Data records:
---
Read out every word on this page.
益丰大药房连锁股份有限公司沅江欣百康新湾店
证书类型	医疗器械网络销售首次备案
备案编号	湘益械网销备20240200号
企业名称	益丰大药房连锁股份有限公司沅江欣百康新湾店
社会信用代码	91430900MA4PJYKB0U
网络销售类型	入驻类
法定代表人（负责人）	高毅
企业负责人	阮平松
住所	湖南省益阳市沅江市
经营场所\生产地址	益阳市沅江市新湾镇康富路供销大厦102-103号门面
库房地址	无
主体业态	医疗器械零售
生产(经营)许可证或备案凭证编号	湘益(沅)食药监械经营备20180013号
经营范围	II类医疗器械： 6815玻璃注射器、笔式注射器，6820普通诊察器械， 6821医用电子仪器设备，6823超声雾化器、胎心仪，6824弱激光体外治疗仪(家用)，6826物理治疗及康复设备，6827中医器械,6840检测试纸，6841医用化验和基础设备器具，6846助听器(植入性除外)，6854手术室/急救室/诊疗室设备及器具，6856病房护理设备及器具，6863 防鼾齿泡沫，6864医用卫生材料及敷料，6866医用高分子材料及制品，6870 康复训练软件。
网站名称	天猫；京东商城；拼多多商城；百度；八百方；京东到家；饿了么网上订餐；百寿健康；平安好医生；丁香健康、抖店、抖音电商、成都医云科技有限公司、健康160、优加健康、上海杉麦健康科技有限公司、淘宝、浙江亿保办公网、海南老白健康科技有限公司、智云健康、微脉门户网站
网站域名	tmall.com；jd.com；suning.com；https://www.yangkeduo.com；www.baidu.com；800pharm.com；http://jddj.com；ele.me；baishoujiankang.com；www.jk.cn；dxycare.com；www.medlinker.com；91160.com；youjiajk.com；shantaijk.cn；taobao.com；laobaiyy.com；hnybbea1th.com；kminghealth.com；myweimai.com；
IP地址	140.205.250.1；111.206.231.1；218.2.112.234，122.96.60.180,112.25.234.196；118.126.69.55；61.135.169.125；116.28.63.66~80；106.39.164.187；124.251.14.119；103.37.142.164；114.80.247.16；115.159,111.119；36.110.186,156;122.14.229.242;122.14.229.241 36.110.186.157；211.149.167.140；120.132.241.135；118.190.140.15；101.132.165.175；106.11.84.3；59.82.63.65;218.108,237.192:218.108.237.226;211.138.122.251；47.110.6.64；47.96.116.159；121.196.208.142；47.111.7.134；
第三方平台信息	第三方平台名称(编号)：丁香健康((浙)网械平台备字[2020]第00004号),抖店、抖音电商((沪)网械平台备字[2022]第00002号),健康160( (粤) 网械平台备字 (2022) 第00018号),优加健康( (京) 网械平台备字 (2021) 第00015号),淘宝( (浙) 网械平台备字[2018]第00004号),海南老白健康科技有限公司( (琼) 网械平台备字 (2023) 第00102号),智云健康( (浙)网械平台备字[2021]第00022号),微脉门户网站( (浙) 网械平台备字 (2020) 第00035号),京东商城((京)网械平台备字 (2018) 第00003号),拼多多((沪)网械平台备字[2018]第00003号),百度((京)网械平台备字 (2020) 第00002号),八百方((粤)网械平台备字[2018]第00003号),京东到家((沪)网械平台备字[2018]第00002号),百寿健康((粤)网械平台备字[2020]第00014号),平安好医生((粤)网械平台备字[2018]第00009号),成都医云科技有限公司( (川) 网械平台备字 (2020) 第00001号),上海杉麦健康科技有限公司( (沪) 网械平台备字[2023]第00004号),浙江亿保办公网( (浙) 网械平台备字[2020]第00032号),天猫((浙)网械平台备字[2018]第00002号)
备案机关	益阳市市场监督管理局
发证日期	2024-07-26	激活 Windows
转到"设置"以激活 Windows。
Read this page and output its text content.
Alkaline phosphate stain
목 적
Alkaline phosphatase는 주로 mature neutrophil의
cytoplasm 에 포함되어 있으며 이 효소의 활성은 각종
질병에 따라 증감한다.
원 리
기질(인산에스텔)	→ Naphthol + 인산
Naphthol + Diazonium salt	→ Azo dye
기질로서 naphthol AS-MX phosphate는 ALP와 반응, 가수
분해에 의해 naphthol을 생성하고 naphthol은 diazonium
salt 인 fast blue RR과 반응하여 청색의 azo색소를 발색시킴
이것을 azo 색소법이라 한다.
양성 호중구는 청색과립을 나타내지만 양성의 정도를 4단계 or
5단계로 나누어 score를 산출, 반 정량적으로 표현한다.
---
**What to do**. Locate the line with "Read this page and output its text content." in the entries above; extract it and every line after it, verbatim.

**Solution to this exercise**.
Read this page and output its text content.
Alkaline phosphate stain
목 적
Alkaline phosphatase는 주로 mature neutrophil의
cytoplasm 에 포함되어 있으며 이 효소의 활성은 각종
질병에 따라 증감한다.
원 리
기질(인산에스텔)	→ Naphthol + 인산
Naphthol + Diazonium salt	→ Azo dye
기질로서 naphthol AS-MX phosphate는 ALP와 반응, 가수
분해에 의해 naphthol을 생성하고 naphthol은 diazonium
salt 인 fast blue RR과 반응하여 청색의 azo색소를 발색시킴
이것을 azo 색소법이라 한다.
양성 호중구는 청색과립을 나타내지만 양성의 정도를 4단계 or
5단계로 나누어 score를 산출, 반 정량적으로 표현한다.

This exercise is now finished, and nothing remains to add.